* Exercise input
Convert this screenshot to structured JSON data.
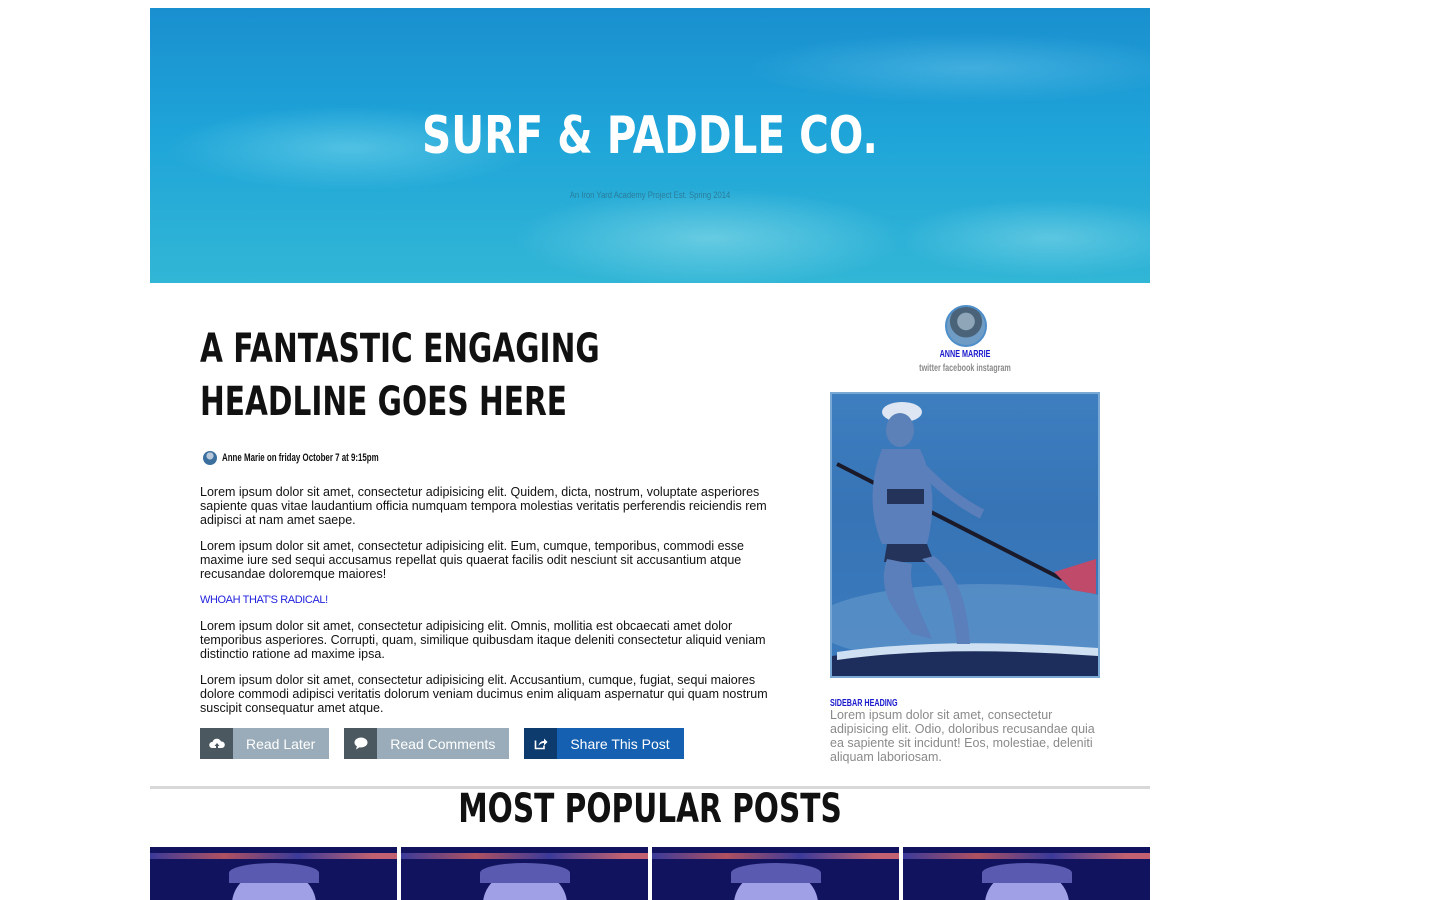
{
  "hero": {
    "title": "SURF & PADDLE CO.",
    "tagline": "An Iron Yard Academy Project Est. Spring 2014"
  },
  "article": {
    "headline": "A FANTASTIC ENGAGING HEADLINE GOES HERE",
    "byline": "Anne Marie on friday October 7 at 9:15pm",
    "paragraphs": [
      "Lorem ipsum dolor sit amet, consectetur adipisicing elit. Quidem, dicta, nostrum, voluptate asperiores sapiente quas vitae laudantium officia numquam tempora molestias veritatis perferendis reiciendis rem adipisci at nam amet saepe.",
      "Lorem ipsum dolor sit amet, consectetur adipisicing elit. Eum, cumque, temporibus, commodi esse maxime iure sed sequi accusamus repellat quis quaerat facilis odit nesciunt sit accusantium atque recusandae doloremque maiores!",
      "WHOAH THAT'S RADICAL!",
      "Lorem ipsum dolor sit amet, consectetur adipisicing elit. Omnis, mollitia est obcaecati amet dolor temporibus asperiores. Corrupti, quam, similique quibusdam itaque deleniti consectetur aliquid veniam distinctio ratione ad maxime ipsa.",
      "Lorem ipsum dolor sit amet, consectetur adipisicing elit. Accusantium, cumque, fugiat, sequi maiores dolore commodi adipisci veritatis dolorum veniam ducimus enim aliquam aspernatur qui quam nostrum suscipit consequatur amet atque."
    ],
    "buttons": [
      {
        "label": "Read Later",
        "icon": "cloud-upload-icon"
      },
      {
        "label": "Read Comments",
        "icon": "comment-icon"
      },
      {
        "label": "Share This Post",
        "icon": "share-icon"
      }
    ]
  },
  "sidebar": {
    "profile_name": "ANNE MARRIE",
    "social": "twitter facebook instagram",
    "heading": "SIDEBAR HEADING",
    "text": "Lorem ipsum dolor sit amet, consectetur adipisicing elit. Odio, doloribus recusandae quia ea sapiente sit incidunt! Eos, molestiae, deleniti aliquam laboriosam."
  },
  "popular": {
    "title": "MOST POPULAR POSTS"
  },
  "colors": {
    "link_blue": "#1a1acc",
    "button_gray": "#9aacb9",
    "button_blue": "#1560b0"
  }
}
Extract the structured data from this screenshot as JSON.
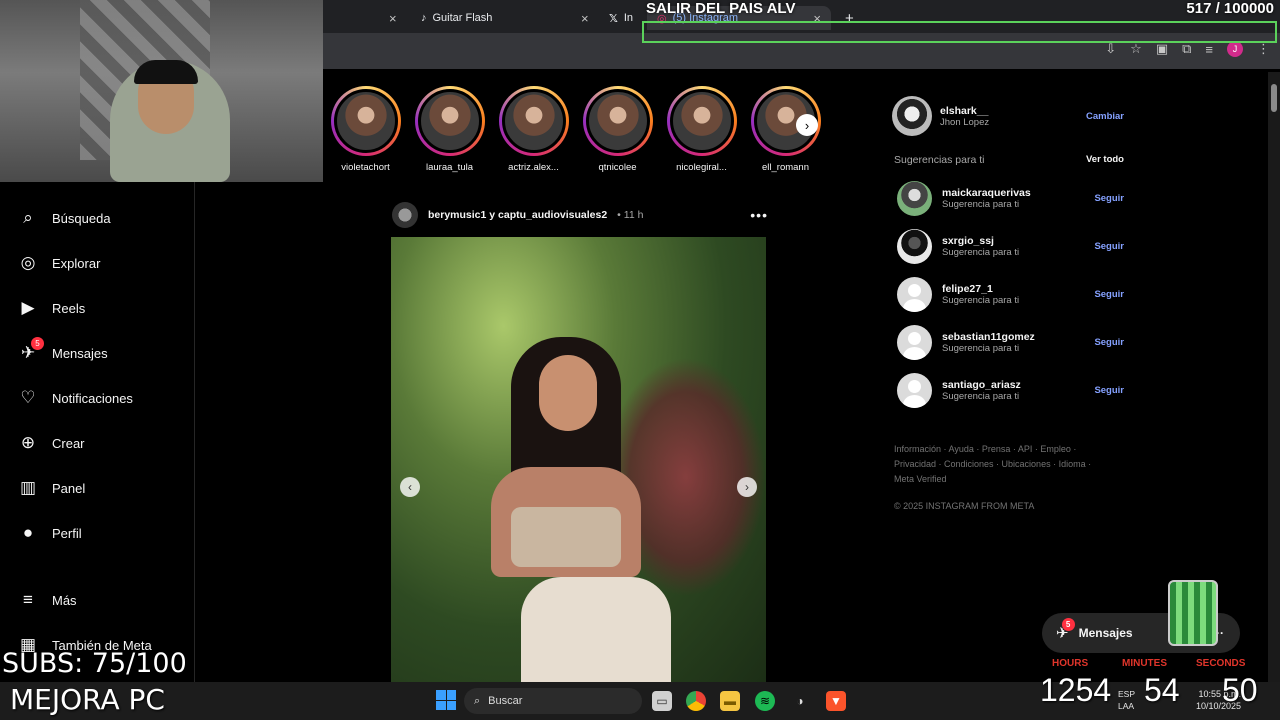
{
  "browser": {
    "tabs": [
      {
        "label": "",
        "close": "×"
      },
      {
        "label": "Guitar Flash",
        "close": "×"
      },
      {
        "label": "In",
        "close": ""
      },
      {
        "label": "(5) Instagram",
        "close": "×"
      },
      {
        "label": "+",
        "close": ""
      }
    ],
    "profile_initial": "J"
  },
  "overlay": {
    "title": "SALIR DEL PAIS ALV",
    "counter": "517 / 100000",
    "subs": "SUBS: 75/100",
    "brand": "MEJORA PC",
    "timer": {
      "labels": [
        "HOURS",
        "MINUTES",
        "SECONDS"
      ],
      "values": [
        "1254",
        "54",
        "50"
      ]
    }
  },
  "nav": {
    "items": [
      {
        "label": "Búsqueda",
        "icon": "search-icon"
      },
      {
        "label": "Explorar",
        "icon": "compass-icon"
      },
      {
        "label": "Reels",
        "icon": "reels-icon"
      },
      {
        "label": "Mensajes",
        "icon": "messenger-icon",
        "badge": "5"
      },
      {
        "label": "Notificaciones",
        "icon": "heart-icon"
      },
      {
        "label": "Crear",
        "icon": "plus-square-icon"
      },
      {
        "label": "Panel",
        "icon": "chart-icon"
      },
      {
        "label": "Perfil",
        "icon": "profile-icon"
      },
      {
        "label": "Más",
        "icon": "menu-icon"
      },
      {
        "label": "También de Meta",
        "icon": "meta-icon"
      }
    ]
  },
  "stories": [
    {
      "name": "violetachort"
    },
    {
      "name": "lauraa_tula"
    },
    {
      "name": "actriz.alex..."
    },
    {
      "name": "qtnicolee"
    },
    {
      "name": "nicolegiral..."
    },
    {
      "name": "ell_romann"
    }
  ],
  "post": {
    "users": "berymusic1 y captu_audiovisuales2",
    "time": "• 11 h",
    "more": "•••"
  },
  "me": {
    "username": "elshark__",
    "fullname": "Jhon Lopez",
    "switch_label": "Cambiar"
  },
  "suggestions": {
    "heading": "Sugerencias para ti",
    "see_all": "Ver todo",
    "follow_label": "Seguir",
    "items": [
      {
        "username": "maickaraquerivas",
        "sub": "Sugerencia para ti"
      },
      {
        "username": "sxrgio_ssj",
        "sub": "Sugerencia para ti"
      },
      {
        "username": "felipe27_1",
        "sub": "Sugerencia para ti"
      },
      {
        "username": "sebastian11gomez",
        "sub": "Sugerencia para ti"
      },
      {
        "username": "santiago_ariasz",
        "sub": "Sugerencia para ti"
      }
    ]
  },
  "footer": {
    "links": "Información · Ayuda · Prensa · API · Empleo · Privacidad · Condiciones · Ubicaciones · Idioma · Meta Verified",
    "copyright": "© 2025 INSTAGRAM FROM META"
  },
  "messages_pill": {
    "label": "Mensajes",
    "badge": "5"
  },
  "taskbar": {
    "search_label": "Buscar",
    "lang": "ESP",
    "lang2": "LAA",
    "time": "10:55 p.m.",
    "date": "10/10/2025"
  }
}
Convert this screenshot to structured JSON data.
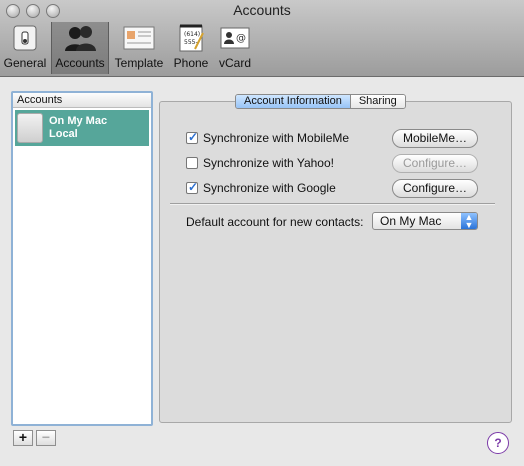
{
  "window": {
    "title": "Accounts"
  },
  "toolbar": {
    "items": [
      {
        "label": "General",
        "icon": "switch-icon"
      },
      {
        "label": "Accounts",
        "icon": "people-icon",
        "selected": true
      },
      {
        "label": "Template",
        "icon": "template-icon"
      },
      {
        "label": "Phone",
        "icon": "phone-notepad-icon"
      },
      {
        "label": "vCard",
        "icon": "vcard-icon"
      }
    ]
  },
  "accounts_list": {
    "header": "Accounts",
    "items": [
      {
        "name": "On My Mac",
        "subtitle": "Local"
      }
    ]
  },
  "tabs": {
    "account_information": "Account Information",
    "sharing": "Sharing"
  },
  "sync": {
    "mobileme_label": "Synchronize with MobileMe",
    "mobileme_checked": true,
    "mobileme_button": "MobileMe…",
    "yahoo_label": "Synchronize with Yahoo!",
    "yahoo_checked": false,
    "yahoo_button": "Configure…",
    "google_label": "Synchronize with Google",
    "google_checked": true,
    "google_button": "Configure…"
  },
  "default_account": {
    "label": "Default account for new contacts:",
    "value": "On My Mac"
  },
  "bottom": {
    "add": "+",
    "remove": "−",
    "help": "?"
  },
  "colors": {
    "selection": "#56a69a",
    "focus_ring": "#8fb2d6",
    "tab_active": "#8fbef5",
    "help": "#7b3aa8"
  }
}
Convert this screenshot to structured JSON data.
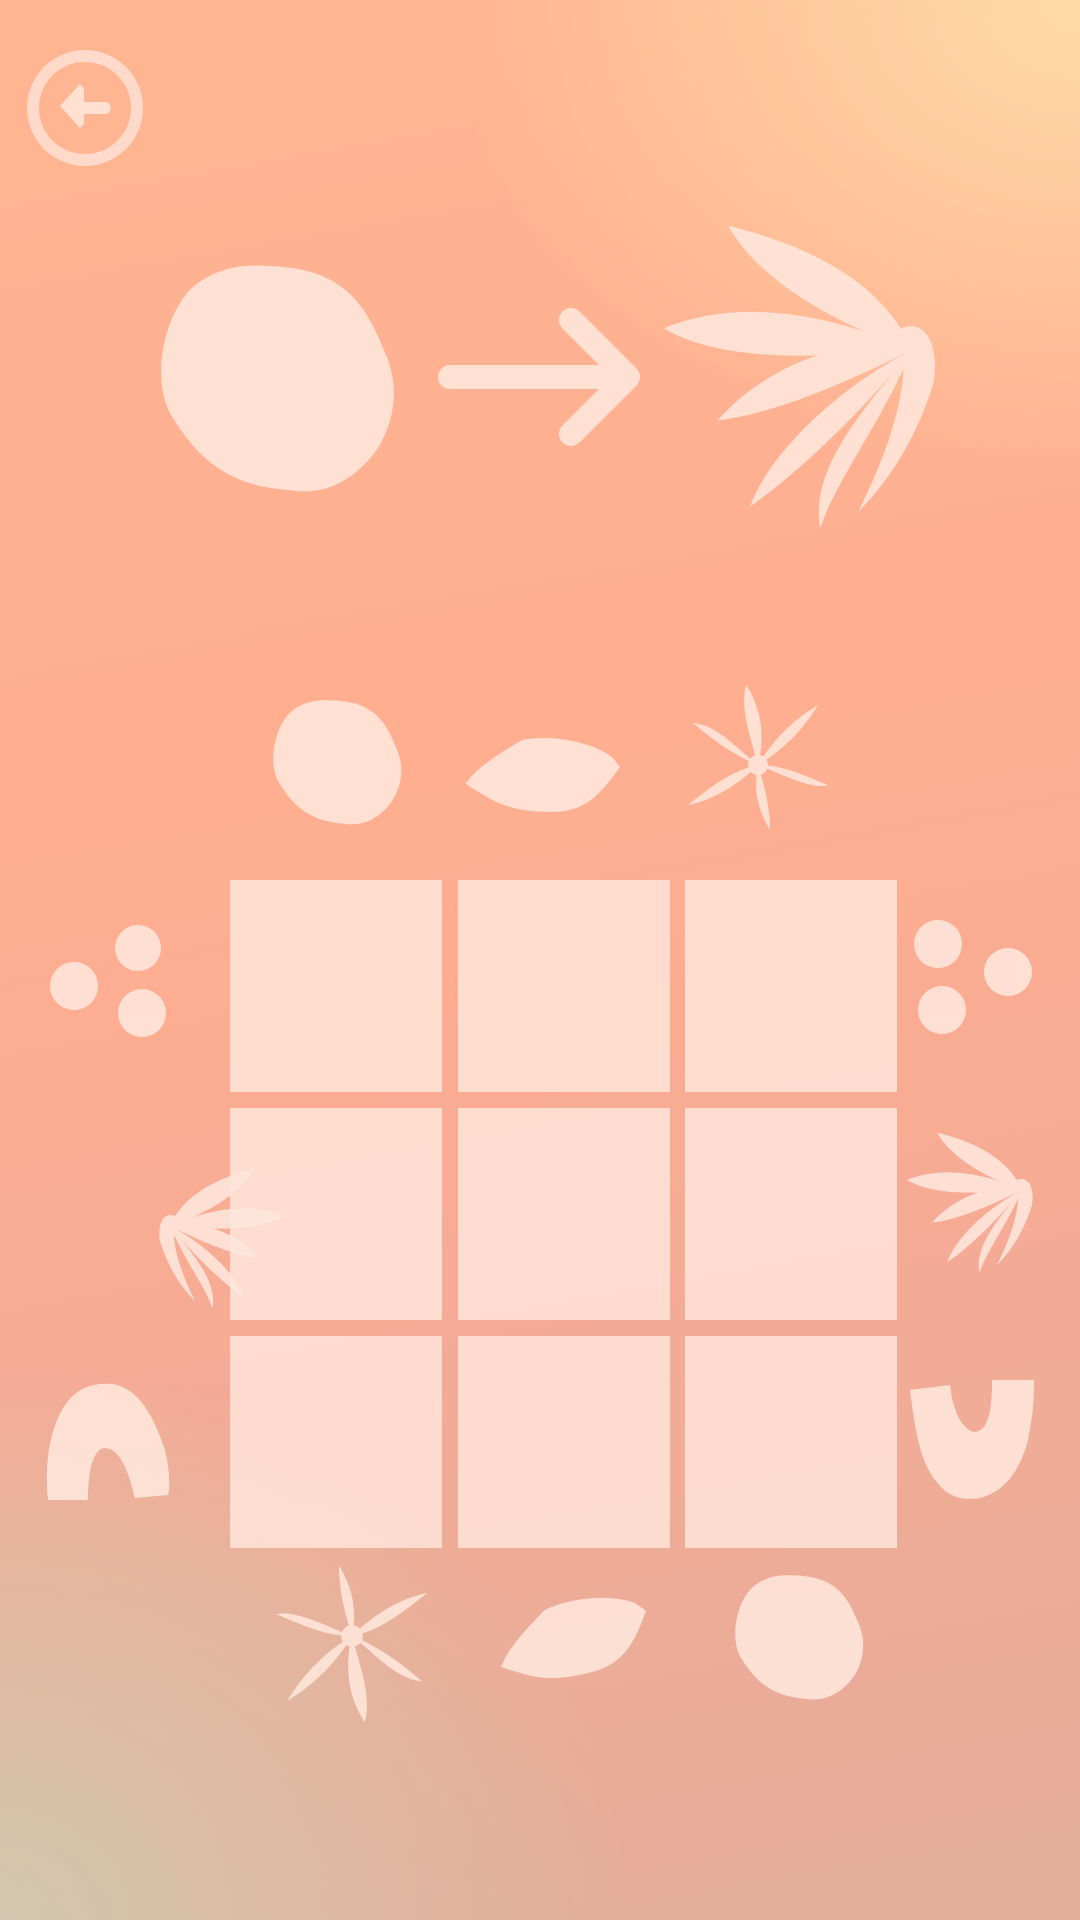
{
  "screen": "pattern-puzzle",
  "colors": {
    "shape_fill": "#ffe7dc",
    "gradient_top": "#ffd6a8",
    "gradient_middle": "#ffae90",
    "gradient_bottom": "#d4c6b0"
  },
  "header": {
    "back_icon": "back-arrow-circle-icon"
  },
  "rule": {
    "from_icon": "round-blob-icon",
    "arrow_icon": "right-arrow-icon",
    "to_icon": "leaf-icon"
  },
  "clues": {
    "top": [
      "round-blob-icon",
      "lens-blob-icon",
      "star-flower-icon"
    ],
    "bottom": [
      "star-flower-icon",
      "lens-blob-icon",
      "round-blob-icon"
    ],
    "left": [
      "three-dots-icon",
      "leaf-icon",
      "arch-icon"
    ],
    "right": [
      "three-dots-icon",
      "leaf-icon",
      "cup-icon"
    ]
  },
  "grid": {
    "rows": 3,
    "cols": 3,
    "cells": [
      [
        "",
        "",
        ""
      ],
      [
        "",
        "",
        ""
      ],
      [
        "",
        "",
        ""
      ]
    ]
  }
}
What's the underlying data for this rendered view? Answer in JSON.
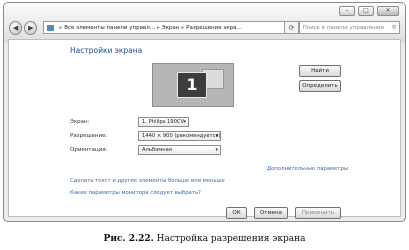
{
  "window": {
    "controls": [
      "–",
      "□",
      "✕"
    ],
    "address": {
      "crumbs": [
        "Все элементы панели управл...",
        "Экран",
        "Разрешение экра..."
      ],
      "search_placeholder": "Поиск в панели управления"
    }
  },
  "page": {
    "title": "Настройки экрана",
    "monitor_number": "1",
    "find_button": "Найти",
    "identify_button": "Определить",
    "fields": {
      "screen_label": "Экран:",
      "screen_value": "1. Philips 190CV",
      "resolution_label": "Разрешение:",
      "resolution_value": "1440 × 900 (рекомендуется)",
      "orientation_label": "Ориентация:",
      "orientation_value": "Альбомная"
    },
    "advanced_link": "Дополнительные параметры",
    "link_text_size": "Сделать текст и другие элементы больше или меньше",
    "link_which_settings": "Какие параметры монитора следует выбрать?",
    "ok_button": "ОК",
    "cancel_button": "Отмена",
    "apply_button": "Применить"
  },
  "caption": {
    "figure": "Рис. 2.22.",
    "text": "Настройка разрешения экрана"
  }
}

* Problem
Lines from the records above that hold "sequi" are the ones to list.

* The output
      "Lorem ipsum dolor sit amet, consectetur adipisicing elit. Eum, cumque, temporibus, commodi esse maxime iure sed sequi accusamus repellat quis quaerat facilis odit nesciunt sit accusantium atque recusandae doloremque maiores!",
      "Lorem ipsum dolor sit amet, consectetur adipisicing elit. Accusantium, cumque, fugiat, sequi maiores dolore commodi adipisci veritatis dolorum veniam ducimus enim aliquam aspernatur qui quam nostrum suscipit consequatur amet atque."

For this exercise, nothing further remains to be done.